-- START --

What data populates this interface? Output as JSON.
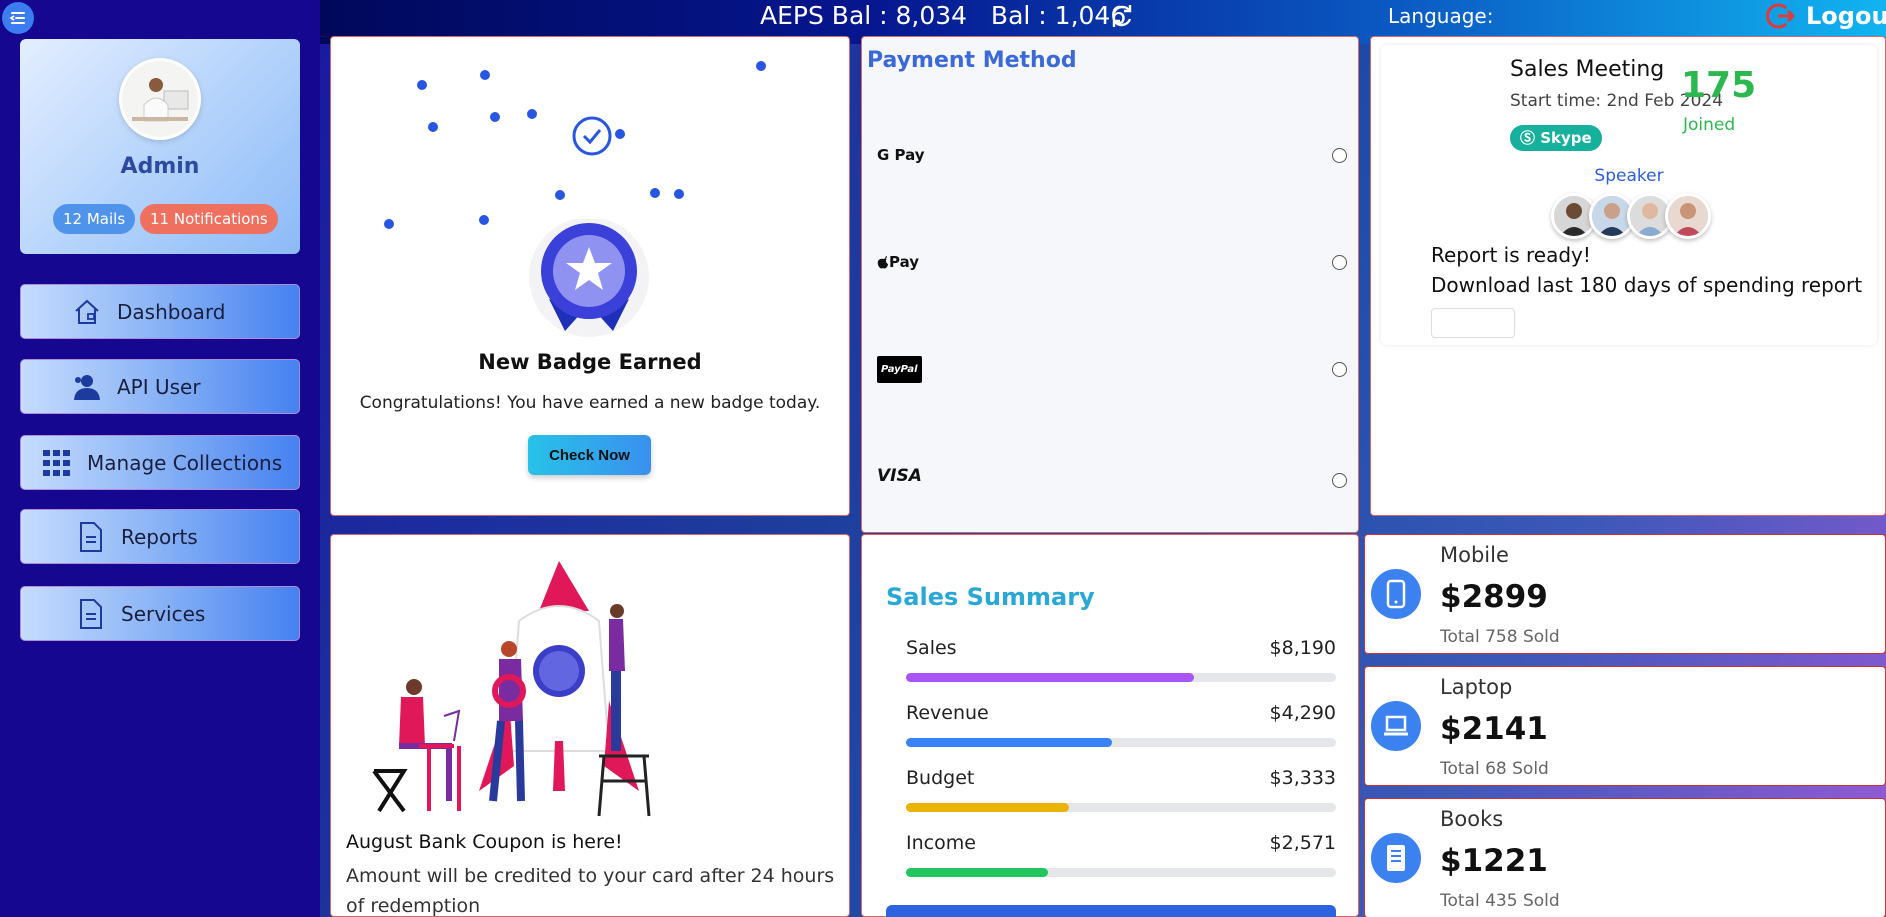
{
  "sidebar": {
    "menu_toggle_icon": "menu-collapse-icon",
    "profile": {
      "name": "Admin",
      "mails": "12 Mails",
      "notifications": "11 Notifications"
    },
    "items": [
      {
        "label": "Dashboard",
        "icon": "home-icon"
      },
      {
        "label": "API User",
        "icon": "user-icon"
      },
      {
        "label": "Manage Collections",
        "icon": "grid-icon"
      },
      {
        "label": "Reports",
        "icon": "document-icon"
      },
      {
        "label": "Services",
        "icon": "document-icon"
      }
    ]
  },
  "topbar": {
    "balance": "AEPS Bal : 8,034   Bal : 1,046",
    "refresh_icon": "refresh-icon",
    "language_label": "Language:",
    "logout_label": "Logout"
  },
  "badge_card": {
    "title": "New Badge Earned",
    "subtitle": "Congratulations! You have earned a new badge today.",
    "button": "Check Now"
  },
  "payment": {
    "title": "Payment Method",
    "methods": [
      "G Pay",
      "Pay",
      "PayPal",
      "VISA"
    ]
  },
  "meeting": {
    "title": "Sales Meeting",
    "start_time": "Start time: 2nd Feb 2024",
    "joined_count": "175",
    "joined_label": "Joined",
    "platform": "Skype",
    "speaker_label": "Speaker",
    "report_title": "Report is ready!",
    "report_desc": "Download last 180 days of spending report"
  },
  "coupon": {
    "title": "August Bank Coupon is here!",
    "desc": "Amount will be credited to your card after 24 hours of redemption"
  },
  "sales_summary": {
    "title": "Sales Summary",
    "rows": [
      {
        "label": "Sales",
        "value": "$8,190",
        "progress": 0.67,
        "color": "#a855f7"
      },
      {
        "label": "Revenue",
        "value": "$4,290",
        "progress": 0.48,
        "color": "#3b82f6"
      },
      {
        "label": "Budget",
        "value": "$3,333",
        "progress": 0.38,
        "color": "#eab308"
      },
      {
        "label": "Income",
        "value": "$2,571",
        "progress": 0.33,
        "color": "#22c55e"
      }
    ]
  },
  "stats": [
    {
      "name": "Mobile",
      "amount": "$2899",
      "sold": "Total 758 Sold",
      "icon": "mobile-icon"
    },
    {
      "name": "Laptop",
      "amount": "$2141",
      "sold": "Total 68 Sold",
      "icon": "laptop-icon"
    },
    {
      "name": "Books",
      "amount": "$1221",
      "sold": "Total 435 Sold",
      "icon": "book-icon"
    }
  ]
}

-- END --
-- START --

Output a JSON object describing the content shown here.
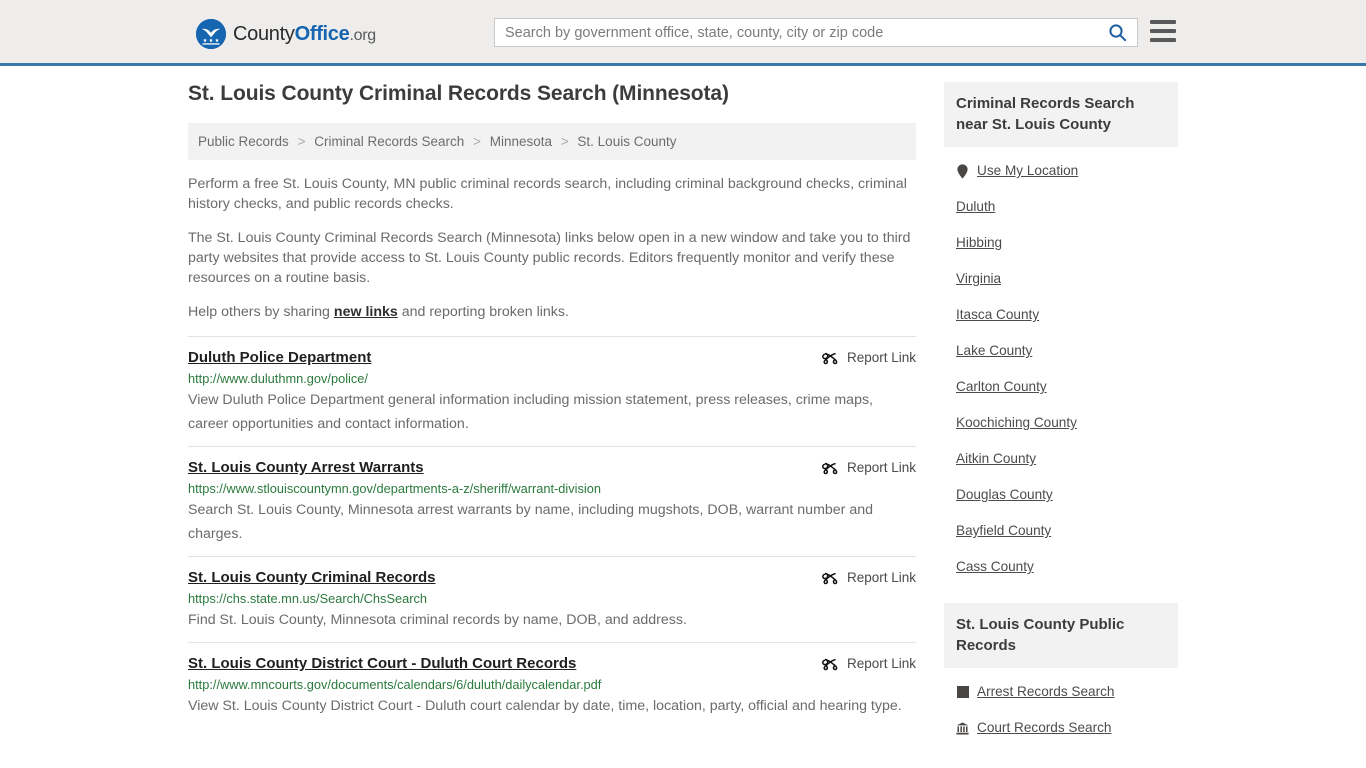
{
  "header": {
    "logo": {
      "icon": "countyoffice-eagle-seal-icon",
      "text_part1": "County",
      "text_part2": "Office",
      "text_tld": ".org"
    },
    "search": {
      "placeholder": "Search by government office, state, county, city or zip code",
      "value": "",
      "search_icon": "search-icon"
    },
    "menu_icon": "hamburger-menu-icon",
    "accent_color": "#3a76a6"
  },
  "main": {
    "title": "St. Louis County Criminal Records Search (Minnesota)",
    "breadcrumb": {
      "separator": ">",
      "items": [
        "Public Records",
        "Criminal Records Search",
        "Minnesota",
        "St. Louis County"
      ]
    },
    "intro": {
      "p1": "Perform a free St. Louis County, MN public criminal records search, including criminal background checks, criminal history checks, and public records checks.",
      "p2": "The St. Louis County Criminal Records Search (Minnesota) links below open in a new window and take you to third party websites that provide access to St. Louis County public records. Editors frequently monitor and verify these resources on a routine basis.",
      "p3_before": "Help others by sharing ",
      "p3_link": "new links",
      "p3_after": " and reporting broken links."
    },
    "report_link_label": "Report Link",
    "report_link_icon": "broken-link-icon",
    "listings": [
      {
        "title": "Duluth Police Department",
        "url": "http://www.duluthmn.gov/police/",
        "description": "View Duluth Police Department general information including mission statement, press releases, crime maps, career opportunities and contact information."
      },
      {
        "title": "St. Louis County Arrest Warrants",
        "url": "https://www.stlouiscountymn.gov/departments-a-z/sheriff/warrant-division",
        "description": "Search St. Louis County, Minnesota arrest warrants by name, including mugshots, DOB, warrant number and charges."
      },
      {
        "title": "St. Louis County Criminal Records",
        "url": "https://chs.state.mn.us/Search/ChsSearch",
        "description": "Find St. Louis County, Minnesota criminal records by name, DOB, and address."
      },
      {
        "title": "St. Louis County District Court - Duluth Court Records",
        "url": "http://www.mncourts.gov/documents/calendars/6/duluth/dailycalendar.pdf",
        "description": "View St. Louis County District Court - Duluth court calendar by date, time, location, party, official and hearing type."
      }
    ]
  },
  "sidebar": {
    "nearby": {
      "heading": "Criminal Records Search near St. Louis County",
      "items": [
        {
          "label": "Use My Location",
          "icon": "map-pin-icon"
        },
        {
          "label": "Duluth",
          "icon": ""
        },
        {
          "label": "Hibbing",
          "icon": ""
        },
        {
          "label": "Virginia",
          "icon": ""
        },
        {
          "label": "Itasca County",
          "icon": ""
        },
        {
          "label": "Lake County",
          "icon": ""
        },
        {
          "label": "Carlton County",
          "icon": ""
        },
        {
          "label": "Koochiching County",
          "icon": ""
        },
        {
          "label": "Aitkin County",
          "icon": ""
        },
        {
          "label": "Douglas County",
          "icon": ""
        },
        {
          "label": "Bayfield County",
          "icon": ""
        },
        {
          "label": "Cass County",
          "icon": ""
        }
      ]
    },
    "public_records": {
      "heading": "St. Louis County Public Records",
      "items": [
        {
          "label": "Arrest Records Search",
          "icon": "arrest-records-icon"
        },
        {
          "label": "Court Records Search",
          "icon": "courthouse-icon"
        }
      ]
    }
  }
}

-- END --
-- START --

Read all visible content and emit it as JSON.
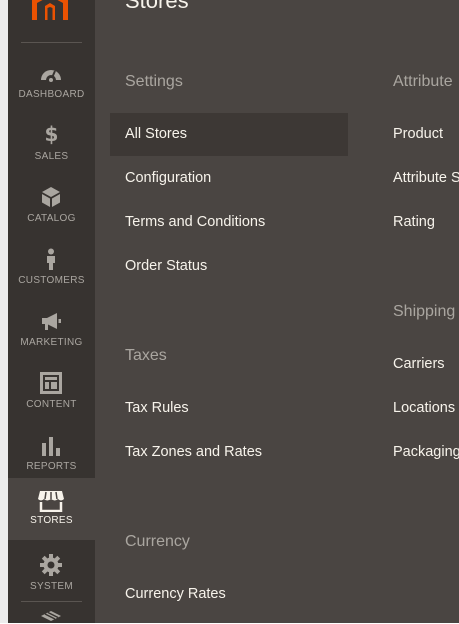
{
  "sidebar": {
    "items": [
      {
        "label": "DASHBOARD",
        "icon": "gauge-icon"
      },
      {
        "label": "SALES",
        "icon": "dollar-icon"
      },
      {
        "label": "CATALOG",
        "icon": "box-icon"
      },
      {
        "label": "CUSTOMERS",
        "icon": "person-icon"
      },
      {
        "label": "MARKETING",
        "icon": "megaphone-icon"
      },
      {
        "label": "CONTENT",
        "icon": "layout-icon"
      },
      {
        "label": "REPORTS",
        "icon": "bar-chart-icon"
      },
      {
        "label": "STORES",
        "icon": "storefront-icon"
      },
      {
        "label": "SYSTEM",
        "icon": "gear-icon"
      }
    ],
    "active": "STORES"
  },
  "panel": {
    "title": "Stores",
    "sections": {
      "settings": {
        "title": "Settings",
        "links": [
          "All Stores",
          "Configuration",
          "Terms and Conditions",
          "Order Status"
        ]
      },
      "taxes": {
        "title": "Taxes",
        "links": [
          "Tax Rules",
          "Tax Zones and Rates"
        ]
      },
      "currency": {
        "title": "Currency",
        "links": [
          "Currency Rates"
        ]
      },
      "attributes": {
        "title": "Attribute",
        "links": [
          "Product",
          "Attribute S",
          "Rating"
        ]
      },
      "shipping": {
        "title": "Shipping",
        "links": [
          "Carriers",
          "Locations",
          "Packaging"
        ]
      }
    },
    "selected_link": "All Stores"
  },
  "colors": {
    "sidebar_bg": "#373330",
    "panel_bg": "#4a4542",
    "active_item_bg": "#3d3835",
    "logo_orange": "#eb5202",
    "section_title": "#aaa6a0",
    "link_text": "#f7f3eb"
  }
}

-- END --

▶ _What to produce_
Which lines in the data above contain "here"? Show each one.

▶ _The answer_
    "title": "August Bank Coupon is here!",
Output a JSON object describing the content shown here.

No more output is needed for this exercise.